**Exercise description:** Return all of the entries exactly as written.

-- -- --

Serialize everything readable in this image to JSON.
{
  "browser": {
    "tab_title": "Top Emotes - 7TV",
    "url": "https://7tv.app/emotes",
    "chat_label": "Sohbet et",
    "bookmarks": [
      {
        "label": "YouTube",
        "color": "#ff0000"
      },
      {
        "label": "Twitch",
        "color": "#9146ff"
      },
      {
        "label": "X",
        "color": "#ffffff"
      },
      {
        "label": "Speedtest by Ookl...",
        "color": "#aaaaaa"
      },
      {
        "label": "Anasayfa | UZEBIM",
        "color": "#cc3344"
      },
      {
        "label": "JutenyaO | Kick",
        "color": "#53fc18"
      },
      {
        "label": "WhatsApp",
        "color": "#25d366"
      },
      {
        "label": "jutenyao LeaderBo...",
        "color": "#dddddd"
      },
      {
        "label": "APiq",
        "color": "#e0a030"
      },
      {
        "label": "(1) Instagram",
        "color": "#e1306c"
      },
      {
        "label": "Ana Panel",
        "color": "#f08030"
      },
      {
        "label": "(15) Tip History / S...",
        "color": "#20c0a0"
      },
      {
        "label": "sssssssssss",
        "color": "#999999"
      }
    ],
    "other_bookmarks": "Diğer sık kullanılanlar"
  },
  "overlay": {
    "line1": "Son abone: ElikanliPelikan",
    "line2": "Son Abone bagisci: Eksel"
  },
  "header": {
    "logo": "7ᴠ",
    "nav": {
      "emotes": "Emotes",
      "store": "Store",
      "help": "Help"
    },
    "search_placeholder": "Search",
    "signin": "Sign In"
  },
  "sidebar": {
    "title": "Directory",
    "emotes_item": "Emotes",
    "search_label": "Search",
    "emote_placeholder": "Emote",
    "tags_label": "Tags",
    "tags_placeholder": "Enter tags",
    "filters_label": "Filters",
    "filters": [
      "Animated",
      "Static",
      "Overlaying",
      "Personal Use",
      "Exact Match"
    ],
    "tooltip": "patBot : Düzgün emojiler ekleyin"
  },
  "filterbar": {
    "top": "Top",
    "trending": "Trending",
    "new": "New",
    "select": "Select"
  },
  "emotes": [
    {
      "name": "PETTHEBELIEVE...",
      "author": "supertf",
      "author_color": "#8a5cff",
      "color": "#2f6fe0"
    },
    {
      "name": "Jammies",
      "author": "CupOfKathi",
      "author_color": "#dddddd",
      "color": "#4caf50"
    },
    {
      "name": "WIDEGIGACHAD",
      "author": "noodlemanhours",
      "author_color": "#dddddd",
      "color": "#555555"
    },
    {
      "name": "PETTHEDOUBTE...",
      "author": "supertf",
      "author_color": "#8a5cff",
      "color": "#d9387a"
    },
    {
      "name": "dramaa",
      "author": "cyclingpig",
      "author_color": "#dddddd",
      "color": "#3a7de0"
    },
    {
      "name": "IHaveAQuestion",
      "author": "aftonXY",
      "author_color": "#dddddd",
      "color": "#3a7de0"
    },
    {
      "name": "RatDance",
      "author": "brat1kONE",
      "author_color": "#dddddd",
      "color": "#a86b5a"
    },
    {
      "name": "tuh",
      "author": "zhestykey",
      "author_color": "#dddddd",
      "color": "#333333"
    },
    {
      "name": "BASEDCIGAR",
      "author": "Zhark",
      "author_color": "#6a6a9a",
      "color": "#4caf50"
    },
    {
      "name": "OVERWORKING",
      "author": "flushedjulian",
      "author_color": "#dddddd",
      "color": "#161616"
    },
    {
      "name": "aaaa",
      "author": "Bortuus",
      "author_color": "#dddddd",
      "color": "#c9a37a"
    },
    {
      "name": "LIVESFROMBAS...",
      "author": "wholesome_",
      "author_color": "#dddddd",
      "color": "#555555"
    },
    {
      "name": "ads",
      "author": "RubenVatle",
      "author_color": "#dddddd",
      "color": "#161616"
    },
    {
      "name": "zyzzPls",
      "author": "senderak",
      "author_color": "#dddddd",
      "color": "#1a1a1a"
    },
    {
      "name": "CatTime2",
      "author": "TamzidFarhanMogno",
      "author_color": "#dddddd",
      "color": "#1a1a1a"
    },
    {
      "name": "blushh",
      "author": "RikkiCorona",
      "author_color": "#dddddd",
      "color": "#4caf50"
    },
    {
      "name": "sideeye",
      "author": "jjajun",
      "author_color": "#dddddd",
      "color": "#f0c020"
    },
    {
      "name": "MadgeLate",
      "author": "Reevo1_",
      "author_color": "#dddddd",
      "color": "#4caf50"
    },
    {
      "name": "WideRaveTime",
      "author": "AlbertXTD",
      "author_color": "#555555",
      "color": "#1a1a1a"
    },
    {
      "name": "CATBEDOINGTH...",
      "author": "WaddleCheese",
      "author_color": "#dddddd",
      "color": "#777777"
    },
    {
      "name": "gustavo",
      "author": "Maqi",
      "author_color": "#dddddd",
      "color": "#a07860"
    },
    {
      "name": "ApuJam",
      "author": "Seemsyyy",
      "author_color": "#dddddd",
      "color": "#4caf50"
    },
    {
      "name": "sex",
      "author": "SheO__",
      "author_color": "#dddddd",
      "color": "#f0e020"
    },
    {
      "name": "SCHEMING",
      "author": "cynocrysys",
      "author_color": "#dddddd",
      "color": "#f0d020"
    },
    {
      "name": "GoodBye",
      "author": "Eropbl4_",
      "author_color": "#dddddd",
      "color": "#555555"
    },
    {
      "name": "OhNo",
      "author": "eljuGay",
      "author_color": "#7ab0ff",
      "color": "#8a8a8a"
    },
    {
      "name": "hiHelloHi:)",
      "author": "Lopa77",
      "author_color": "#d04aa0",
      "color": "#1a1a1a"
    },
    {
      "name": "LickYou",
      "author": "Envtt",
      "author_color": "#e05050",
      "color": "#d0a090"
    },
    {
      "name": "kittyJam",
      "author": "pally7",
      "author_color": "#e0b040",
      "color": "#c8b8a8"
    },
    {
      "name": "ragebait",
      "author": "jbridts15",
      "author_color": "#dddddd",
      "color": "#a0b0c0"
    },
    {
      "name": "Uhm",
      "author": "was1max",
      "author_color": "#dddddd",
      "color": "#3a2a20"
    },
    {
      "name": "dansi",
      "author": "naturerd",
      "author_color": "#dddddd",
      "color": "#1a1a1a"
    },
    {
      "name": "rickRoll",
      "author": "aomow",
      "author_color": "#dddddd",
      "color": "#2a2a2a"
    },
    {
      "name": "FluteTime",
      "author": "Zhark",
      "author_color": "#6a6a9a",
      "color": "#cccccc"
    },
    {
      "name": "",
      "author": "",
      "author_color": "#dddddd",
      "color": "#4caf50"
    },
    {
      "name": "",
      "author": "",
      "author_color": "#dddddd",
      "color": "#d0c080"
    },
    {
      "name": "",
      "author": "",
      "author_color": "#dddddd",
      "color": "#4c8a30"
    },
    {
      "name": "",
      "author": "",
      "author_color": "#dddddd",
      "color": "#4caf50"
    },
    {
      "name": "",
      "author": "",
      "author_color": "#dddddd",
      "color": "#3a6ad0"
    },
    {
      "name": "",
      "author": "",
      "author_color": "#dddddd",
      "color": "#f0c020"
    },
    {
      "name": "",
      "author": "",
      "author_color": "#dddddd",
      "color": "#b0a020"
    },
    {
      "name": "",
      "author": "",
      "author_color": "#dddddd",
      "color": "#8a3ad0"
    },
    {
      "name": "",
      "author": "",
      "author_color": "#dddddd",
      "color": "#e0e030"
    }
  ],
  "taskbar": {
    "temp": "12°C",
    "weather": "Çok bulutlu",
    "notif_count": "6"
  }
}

-- -- --

**Final result:**
Serialize everything readable in this image to JSON.
{
  "browser": {
    "tab_title": "Top Emotes - 7TV",
    "url": "https://7tv.app/emotes",
    "chat_label": "Sohbet et",
    "bookmarks": [
      {
        "label": "YouTube",
        "color": "#ff0000"
      },
      {
        "label": "Twitch",
        "color": "#9146ff"
      },
      {
        "label": "X",
        "color": "#ffffff"
      },
      {
        "label": "Speedtest by Ookl...",
        "color": "#aaaaaa"
      },
      {
        "label": "Anasayfa | UZEBIM",
        "color": "#cc3344"
      },
      {
        "label": "JutenyaO | Kick",
        "color": "#53fc18"
      },
      {
        "label": "WhatsApp",
        "color": "#25d366"
      },
      {
        "label": "jutenyao LeaderBo...",
        "color": "#dddddd"
      },
      {
        "label": "APiq",
        "color": "#e0a030"
      },
      {
        "label": "(1) Instagram",
        "color": "#e1306c"
      },
      {
        "label": "Ana Panel",
        "color": "#f08030"
      },
      {
        "label": "(15) Tip History / S...",
        "color": "#20c0a0"
      },
      {
        "label": "sssssssssss",
        "color": "#999999"
      }
    ],
    "other_bookmarks": "Diğer sık kullanılanlar"
  },
  "overlay": {
    "line1": "Son abone: ElikanliPelikan",
    "line2": "Son Abone bagisci: Eksel"
  },
  "header": {
    "logo": "7ᴠ",
    "nav": {
      "emotes": "Emotes",
      "store": "Store",
      "help": "Help"
    },
    "search_placeholder": "Search",
    "signin": "Sign In"
  },
  "sidebar": {
    "title": "Directory",
    "emotes_item": "Emotes",
    "search_label": "Search",
    "emote_placeholder": "Emote",
    "tags_label": "Tags",
    "tags_placeholder": "Enter tags",
    "filters_label": "Filters",
    "filters": [
      "Animated",
      "Static",
      "Overlaying",
      "Personal Use",
      "Exact Match"
    ],
    "tooltip": "patBot : Düzgün emojiler ekleyin"
  },
  "filterbar": {
    "top": "Top",
    "trending": "Trending",
    "new": "New",
    "select": "Select"
  },
  "emotes": [
    {
      "name": "PETTHEBELIEVE...",
      "author": "supertf",
      "author_color": "#8a5cff",
      "color": "#2f6fe0"
    },
    {
      "name": "Jammies",
      "author": "CupOfKathi",
      "author_color": "#dddddd",
      "color": "#4caf50"
    },
    {
      "name": "WIDEGIGACHAD",
      "author": "noodlemanhours",
      "author_color": "#dddddd",
      "color": "#555555"
    },
    {
      "name": "PETTHEDOUBTE...",
      "author": "supertf",
      "author_color": "#8a5cff",
      "color": "#d9387a"
    },
    {
      "name": "dramaa",
      "author": "cyclingpig",
      "author_color": "#dddddd",
      "color": "#3a7de0"
    },
    {
      "name": "IHaveAQuestion",
      "author": "aftonXY",
      "author_color": "#dddddd",
      "color": "#3a7de0"
    },
    {
      "name": "RatDance",
      "author": "brat1kONE",
      "author_color": "#dddddd",
      "color": "#a86b5a"
    },
    {
      "name": "tuh",
      "author": "zhestykey",
      "author_color": "#dddddd",
      "color": "#333333"
    },
    {
      "name": "BASEDCIGAR",
      "author": "Zhark",
      "author_color": "#6a6a9a",
      "color": "#4caf50"
    },
    {
      "name": "OVERWORKING",
      "author": "flushedjulian",
      "author_color": "#dddddd",
      "color": "#161616"
    },
    {
      "name": "aaaa",
      "author": "Bortuus",
      "author_color": "#dddddd",
      "color": "#c9a37a"
    },
    {
      "name": "LIVESFROMBAS...",
      "author": "wholesome_",
      "author_color": "#dddddd",
      "color": "#555555"
    },
    {
      "name": "ads",
      "author": "RubenVatle",
      "author_color": "#dddddd",
      "color": "#161616"
    },
    {
      "name": "zyzzPls",
      "author": "senderak",
      "author_color": "#dddddd",
      "color": "#1a1a1a"
    },
    {
      "name": "CatTime2",
      "author": "TamzidFarhanMogno",
      "author_color": "#dddddd",
      "color": "#1a1a1a"
    },
    {
      "name": "blushh",
      "author": "RikkiCorona",
      "author_color": "#dddddd",
      "color": "#4caf50"
    },
    {
      "name": "sideeye",
      "author": "jjajun",
      "author_color": "#dddddd",
      "color": "#f0c020"
    },
    {
      "name": "MadgeLate",
      "author": "Reevo1_",
      "author_color": "#dddddd",
      "color": "#4caf50"
    },
    {
      "name": "WideRaveTime",
      "author": "AlbertXTD",
      "author_color": "#555555",
      "color": "#1a1a1a"
    },
    {
      "name": "CATBEDOINGTH...",
      "author": "WaddleCheese",
      "author_color": "#dddddd",
      "color": "#777777"
    },
    {
      "name": "gustavo",
      "author": "Maqi",
      "author_color": "#dddddd",
      "color": "#a07860"
    },
    {
      "name": "ApuJam",
      "author": "Seemsyyy",
      "author_color": "#dddddd",
      "color": "#4caf50"
    },
    {
      "name": "sex",
      "author": "SheO__",
      "author_color": "#dddddd",
      "color": "#f0e020"
    },
    {
      "name": "SCHEMING",
      "author": "cynocrysys",
      "author_color": "#dddddd",
      "color": "#f0d020"
    },
    {
      "name": "GoodBye",
      "author": "Eropbl4_",
      "author_color": "#dddddd",
      "color": "#555555"
    },
    {
      "name": "OhNo",
      "author": "eljuGay",
      "author_color": "#7ab0ff",
      "color": "#8a8a8a"
    },
    {
      "name": "hiHelloHi:)",
      "author": "Lopa77",
      "author_color": "#d04aa0",
      "color": "#1a1a1a"
    },
    {
      "name": "LickYou",
      "author": "Envtt",
      "author_color": "#e05050",
      "color": "#d0a090"
    },
    {
      "name": "kittyJam",
      "author": "pally7",
      "author_color": "#e0b040",
      "color": "#c8b8a8"
    },
    {
      "name": "ragebait",
      "author": "jbridts15",
      "author_color": "#dddddd",
      "color": "#a0b0c0"
    },
    {
      "name": "Uhm",
      "author": "was1max",
      "author_color": "#dddddd",
      "color": "#3a2a20"
    },
    {
      "name": "dansi",
      "author": "naturerd",
      "author_color": "#dddddd",
      "color": "#1a1a1a"
    },
    {
      "name": "rickRoll",
      "author": "aomow",
      "author_color": "#dddddd",
      "color": "#2a2a2a"
    },
    {
      "name": "FluteTime",
      "author": "Zhark",
      "author_color": "#6a6a9a",
      "color": "#cccccc"
    },
    {
      "name": "",
      "author": "",
      "author_color": "#dddddd",
      "color": "#4caf50"
    },
    {
      "name": "",
      "author": "",
      "author_color": "#dddddd",
      "color": "#d0c080"
    },
    {
      "name": "",
      "author": "",
      "author_color": "#dddddd",
      "color": "#4c8a30"
    },
    {
      "name": "",
      "author": "",
      "author_color": "#dddddd",
      "color": "#4caf50"
    },
    {
      "name": "",
      "author": "",
      "author_color": "#dddddd",
      "color": "#3a6ad0"
    },
    {
      "name": "",
      "author": "",
      "author_color": "#dddddd",
      "color": "#f0c020"
    },
    {
      "name": "",
      "author": "",
      "author_color": "#dddddd",
      "color": "#b0a020"
    },
    {
      "name": "",
      "author": "",
      "author_color": "#dddddd",
      "color": "#8a3ad0"
    },
    {
      "name": "",
      "author": "",
      "author_color": "#dddddd",
      "color": "#e0e030"
    }
  ],
  "taskbar": {
    "temp": "12°C",
    "weather": "Çok bulutlu",
    "notif_count": "6"
  }
}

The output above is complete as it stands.